== The problem ==
Leave out the pictures and transcribe everything else exactly.

== Data supplied ==
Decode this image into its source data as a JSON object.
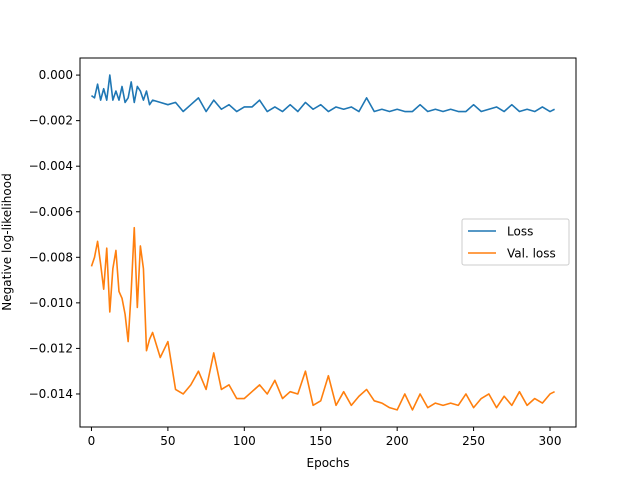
{
  "chart_data": {
    "type": "line",
    "title": "",
    "xlabel": "Epochs",
    "ylabel": "Negative log-likelihood",
    "xlim": [
      -7.5,
      317
    ],
    "ylim": [
      -0.01545,
      0.00075
    ],
    "xticks": [
      0,
      50,
      100,
      150,
      200,
      250,
      300
    ],
    "xtick_labels": [
      "0",
      "50",
      "100",
      "150",
      "200",
      "250",
      "300"
    ],
    "yticks": [
      0.0,
      -0.002,
      -0.004,
      -0.006,
      -0.008,
      -0.01,
      -0.012,
      -0.014
    ],
    "ytick_labels": [
      "0.000",
      "−0.002",
      "−0.004",
      "−0.006",
      "−0.008",
      "−0.010",
      "−0.012",
      "−0.014"
    ],
    "grid": false,
    "legend_position": "center-right",
    "series": [
      {
        "name": "Loss",
        "color": "#1f77b4",
        "x": [
          0,
          2,
          4,
          6,
          8,
          10,
          12,
          14,
          16,
          18,
          20,
          22,
          24,
          26,
          28,
          30,
          32,
          34,
          36,
          38,
          40,
          45,
          50,
          55,
          60,
          65,
          70,
          75,
          80,
          85,
          90,
          95,
          100,
          105,
          110,
          115,
          120,
          125,
          130,
          135,
          140,
          145,
          150,
          155,
          160,
          165,
          170,
          175,
          180,
          185,
          190,
          195,
          200,
          205,
          210,
          215,
          220,
          225,
          230,
          235,
          240,
          245,
          250,
          255,
          260,
          265,
          270,
          275,
          280,
          285,
          290,
          295,
          300,
          303
        ],
        "y": [
          -0.0009,
          -0.001,
          -0.0004,
          -0.0011,
          -0.0006,
          -0.0011,
          0.0,
          -0.0011,
          -0.0007,
          -0.0011,
          -0.0005,
          -0.0012,
          -0.001,
          -0.0003,
          -0.0012,
          -0.0005,
          -0.0007,
          -0.0011,
          -0.0007,
          -0.0013,
          -0.0011,
          -0.0012,
          -0.0013,
          -0.0012,
          -0.0016,
          -0.0013,
          -0.001,
          -0.0016,
          -0.0011,
          -0.0015,
          -0.0013,
          -0.0016,
          -0.0014,
          -0.0014,
          -0.0011,
          -0.0016,
          -0.0014,
          -0.0016,
          -0.0013,
          -0.0016,
          -0.0012,
          -0.0015,
          -0.0013,
          -0.0016,
          -0.0014,
          -0.0015,
          -0.0014,
          -0.0016,
          -0.001,
          -0.0016,
          -0.0015,
          -0.0016,
          -0.0015,
          -0.0016,
          -0.0016,
          -0.0013,
          -0.0016,
          -0.0015,
          -0.0016,
          -0.0015,
          -0.0016,
          -0.0016,
          -0.0013,
          -0.0016,
          -0.0015,
          -0.0014,
          -0.0016,
          -0.0013,
          -0.0016,
          -0.0015,
          -0.0016,
          -0.0014,
          -0.0016,
          -0.0015
        ]
      },
      {
        "name": "Val. loss",
        "color": "#ff7f0e",
        "x": [
          0,
          2,
          4,
          6,
          8,
          10,
          12,
          14,
          16,
          18,
          20,
          22,
          24,
          26,
          28,
          30,
          32,
          34,
          36,
          38,
          40,
          45,
          50,
          55,
          60,
          65,
          70,
          75,
          80,
          85,
          90,
          95,
          100,
          105,
          110,
          115,
          120,
          125,
          130,
          135,
          140,
          145,
          150,
          155,
          160,
          165,
          170,
          175,
          180,
          185,
          190,
          195,
          200,
          205,
          210,
          215,
          220,
          225,
          230,
          235,
          240,
          245,
          250,
          255,
          260,
          265,
          270,
          275,
          280,
          285,
          290,
          295,
          300,
          303
        ],
        "y": [
          -0.0084,
          -0.008,
          -0.0073,
          -0.0083,
          -0.0094,
          -0.0076,
          -0.0104,
          -0.0085,
          -0.0077,
          -0.0095,
          -0.0098,
          -0.0105,
          -0.0117,
          -0.0095,
          -0.0067,
          -0.0102,
          -0.0075,
          -0.0085,
          -0.0121,
          -0.0116,
          -0.0113,
          -0.0124,
          -0.0117,
          -0.0138,
          -0.014,
          -0.0136,
          -0.013,
          -0.0138,
          -0.0122,
          -0.0138,
          -0.0136,
          -0.0142,
          -0.0142,
          -0.0139,
          -0.0136,
          -0.014,
          -0.0134,
          -0.0142,
          -0.0139,
          -0.014,
          -0.013,
          -0.0145,
          -0.0143,
          -0.0132,
          -0.0145,
          -0.0139,
          -0.0145,
          -0.0141,
          -0.0138,
          -0.0143,
          -0.0144,
          -0.0146,
          -0.0147,
          -0.014,
          -0.0147,
          -0.014,
          -0.0146,
          -0.0144,
          -0.0145,
          -0.0144,
          -0.0145,
          -0.014,
          -0.0146,
          -0.0142,
          -0.014,
          -0.0146,
          -0.0141,
          -0.0145,
          -0.0139,
          -0.0145,
          -0.0142,
          -0.0144,
          -0.014,
          -0.0139
        ]
      }
    ]
  }
}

== Written response ==
Decode this image into its source data as a JSON object.
{
  "chart_data": {
    "type": "line",
    "title": "",
    "xlabel": "Epochs",
    "ylabel": "Negative log-likelihood",
    "xlim": [
      -7.5,
      317
    ],
    "ylim": [
      -0.01545,
      0.00075
    ],
    "xticks": [
      0,
      50,
      100,
      150,
      200,
      250,
      300
    ],
    "xtick_labels": [
      "0",
      "50",
      "100",
      "150",
      "200",
      "250",
      "300"
    ],
    "yticks": [
      0.0,
      -0.002,
      -0.004,
      -0.006,
      -0.008,
      -0.01,
      -0.012,
      -0.014
    ],
    "ytick_labels": [
      "0.000",
      "−0.002",
      "−0.004",
      "−0.006",
      "−0.008",
      "−0.010",
      "−0.012",
      "−0.014"
    ],
    "grid": false,
    "legend_position": "center-right",
    "series": [
      {
        "name": "Loss",
        "color": "#1f77b4",
        "x": [
          0,
          2,
          4,
          6,
          8,
          10,
          12,
          14,
          16,
          18,
          20,
          22,
          24,
          26,
          28,
          30,
          32,
          34,
          36,
          38,
          40,
          45,
          50,
          55,
          60,
          65,
          70,
          75,
          80,
          85,
          90,
          95,
          100,
          105,
          110,
          115,
          120,
          125,
          130,
          135,
          140,
          145,
          150,
          155,
          160,
          165,
          170,
          175,
          180,
          185,
          190,
          195,
          200,
          205,
          210,
          215,
          220,
          225,
          230,
          235,
          240,
          245,
          250,
          255,
          260,
          265,
          270,
          275,
          280,
          285,
          290,
          295,
          300,
          303
        ],
        "y": [
          -0.0009,
          -0.001,
          -0.0004,
          -0.0011,
          -0.0006,
          -0.0011,
          0.0,
          -0.0011,
          -0.0007,
          -0.0011,
          -0.0005,
          -0.0012,
          -0.001,
          -0.0003,
          -0.0012,
          -0.0005,
          -0.0007,
          -0.0011,
          -0.0007,
          -0.0013,
          -0.0011,
          -0.0012,
          -0.0013,
          -0.0012,
          -0.0016,
          -0.0013,
          -0.001,
          -0.0016,
          -0.0011,
          -0.0015,
          -0.0013,
          -0.0016,
          -0.0014,
          -0.0014,
          -0.0011,
          -0.0016,
          -0.0014,
          -0.0016,
          -0.0013,
          -0.0016,
          -0.0012,
          -0.0015,
          -0.0013,
          -0.0016,
          -0.0014,
          -0.0015,
          -0.0014,
          -0.0016,
          -0.001,
          -0.0016,
          -0.0015,
          -0.0016,
          -0.0015,
          -0.0016,
          -0.0016,
          -0.0013,
          -0.0016,
          -0.0015,
          -0.0016,
          -0.0015,
          -0.0016,
          -0.0016,
          -0.0013,
          -0.0016,
          -0.0015,
          -0.0014,
          -0.0016,
          -0.0013,
          -0.0016,
          -0.0015,
          -0.0016,
          -0.0014,
          -0.0016,
          -0.0015
        ]
      },
      {
        "name": "Val. loss",
        "color": "#ff7f0e",
        "x": [
          0,
          2,
          4,
          6,
          8,
          10,
          12,
          14,
          16,
          18,
          20,
          22,
          24,
          26,
          28,
          30,
          32,
          34,
          36,
          38,
          40,
          45,
          50,
          55,
          60,
          65,
          70,
          75,
          80,
          85,
          90,
          95,
          100,
          105,
          110,
          115,
          120,
          125,
          130,
          135,
          140,
          145,
          150,
          155,
          160,
          165,
          170,
          175,
          180,
          185,
          190,
          195,
          200,
          205,
          210,
          215,
          220,
          225,
          230,
          235,
          240,
          245,
          250,
          255,
          260,
          265,
          270,
          275,
          280,
          285,
          290,
          295,
          300,
          303
        ],
        "y": [
          -0.0084,
          -0.008,
          -0.0073,
          -0.0083,
          -0.0094,
          -0.0076,
          -0.0104,
          -0.0085,
          -0.0077,
          -0.0095,
          -0.0098,
          -0.0105,
          -0.0117,
          -0.0095,
          -0.0067,
          -0.0102,
          -0.0075,
          -0.0085,
          -0.0121,
          -0.0116,
          -0.0113,
          -0.0124,
          -0.0117,
          -0.0138,
          -0.014,
          -0.0136,
          -0.013,
          -0.0138,
          -0.0122,
          -0.0138,
          -0.0136,
          -0.0142,
          -0.0142,
          -0.0139,
          -0.0136,
          -0.014,
          -0.0134,
          -0.0142,
          -0.0139,
          -0.014,
          -0.013,
          -0.0145,
          -0.0143,
          -0.0132,
          -0.0145,
          -0.0139,
          -0.0145,
          -0.0141,
          -0.0138,
          -0.0143,
          -0.0144,
          -0.0146,
          -0.0147,
          -0.014,
          -0.0147,
          -0.014,
          -0.0146,
          -0.0144,
          -0.0145,
          -0.0144,
          -0.0145,
          -0.014,
          -0.0146,
          -0.0142,
          -0.014,
          -0.0146,
          -0.0141,
          -0.0145,
          -0.0139,
          -0.0145,
          -0.0142,
          -0.0144,
          -0.014,
          -0.0139
        ]
      }
    ]
  }
}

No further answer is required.